Document extract:
============================================================
Summary
I have a large collection of data with various datetimes. Currently I have been able to group all my data to display properly in a local timezone; however, when trying to display this data in a different timezone the lines on a lineChart get choppy and the connection between them is not as smooth as when in a local timezone.
I had found this link here detailing a possible solution, but sadly this won't work without me duplicating my entire dataset with times offset from utc and then once as normal. The data I have is not only used in several charts to gain insights about trends and statistics, but there is a raw table used for display/editing/reviewing specific data members. Thus translating one into a utc time and calculating the time change in utc time would throw the other off.
https://groups.google.com/forum/#!msg/d3-js/iWmP9Npv2Go/xyypdLjWu2QJ
My question is: Is there a way to translate datetime data across timezones and have dc.js respect the timezone you would like to display in. I would like the adjusted graphs to look the same way the local graph looks where the lines are not one-sided based on the timezone.
code and photos
fiddle: https://jsfiddle.net/spacarar/j0urt9sy/49/
this is the correctly displaying image for my local timezone. The lines are smooth transitions between dates.
This is the incorrectly displaying image for any other timezone (depending on which side of my local changes orientation from leaning left to leaning right)
============================================================
Data records:
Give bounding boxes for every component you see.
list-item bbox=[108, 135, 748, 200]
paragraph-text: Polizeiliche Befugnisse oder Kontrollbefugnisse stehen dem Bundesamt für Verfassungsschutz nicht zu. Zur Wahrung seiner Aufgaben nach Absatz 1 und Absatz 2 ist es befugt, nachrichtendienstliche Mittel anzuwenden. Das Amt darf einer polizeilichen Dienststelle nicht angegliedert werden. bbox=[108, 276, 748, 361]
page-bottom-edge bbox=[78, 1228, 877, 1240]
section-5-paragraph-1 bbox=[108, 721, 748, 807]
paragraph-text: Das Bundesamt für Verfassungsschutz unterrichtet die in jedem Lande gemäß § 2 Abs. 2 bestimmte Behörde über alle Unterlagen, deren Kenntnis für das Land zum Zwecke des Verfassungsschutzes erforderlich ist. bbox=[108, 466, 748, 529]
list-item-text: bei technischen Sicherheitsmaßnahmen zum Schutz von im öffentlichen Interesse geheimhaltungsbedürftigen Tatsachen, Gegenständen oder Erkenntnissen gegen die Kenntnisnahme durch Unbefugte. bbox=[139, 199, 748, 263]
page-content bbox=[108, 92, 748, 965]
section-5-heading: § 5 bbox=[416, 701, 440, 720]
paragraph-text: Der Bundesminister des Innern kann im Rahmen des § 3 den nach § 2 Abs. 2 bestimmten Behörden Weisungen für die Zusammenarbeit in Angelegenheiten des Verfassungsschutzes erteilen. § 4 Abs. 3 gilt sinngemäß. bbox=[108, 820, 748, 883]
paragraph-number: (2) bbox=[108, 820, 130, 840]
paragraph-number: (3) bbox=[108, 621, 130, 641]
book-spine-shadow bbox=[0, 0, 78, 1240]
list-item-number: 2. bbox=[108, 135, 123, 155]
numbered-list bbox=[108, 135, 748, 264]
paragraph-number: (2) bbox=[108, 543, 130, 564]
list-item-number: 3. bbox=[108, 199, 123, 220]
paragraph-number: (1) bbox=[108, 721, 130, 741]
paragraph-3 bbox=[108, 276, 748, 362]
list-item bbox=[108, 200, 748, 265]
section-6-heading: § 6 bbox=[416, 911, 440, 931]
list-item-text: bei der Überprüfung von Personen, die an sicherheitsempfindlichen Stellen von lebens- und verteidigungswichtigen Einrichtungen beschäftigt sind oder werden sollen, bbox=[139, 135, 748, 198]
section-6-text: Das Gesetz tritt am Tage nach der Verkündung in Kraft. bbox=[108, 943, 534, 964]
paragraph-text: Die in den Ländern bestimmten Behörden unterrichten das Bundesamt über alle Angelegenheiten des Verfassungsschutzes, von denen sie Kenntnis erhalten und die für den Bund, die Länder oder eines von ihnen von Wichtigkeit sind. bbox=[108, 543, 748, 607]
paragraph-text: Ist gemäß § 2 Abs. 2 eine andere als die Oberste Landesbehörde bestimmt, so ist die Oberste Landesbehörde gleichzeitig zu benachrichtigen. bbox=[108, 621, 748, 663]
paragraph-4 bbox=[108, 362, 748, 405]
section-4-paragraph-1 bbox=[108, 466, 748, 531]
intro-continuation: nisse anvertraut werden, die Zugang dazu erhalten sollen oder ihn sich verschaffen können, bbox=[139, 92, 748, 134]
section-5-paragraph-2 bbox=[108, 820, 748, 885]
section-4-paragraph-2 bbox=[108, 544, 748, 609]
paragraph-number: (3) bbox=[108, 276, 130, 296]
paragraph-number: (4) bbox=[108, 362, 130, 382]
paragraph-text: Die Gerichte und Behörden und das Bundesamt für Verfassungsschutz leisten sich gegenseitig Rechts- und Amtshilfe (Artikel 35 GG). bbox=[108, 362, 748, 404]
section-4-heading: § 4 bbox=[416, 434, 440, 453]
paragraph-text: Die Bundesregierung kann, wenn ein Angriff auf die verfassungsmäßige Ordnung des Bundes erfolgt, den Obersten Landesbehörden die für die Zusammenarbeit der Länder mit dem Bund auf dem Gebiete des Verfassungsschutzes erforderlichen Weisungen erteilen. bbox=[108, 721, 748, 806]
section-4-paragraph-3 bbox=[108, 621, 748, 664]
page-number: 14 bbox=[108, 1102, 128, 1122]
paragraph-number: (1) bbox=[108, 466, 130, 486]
============================================================
To do:
A. In the dc.js timezone post, why won't the linked solution work for the poster?
B. Carry on the dc.js timezone post from its last sentence.

Outputs in order:
A. It would mean duplicating the entire dataset, once with times offset from UTC and once as normal.

B.
A simplified version of my data looks something like this:
var data = [
{
value: 42,
datetime: '2019-10-24T07:18:00.000000'
},
{
value: 10,
datetime: '2019-10-24T07:19:12.000000'
},
{
value: 12,
datetime: '2019-10-29T04:18:00.000000'
},
{
value: 8,
datetime: '2019-10-29T09:18:00.000000'
}
]
which I then fake group to fill in any dates that may not be present in the data and translate them using moment-timezone to end up with a data structure similar to this
{
value: 0,
datetime: moment timezone object with full datetime,
date: moment timezone object representing only date (0 hours, minutes, seconds, ms)
}
this fake grouped/fixed data is then used to create the chart with the following code
var ndx = dc.crossfilter(fakeGroupedData)
var dateDim = ndx.dimension(dc.pluck('date'))
var top = dateDim.top(1)[0] ? dateDim.top(1)[0].date : null
var bottom = dateDim.bottom(1)[0] ? dateDim.bottom(1)[0].date : null
var chart = dc.lineChart('#date-chart')
chart.yAxis().tickFormat(dc.d3.format(',.0f'))
chart.xAxis().ticks(10).tickFormat(d => moment(d).format('M/D'))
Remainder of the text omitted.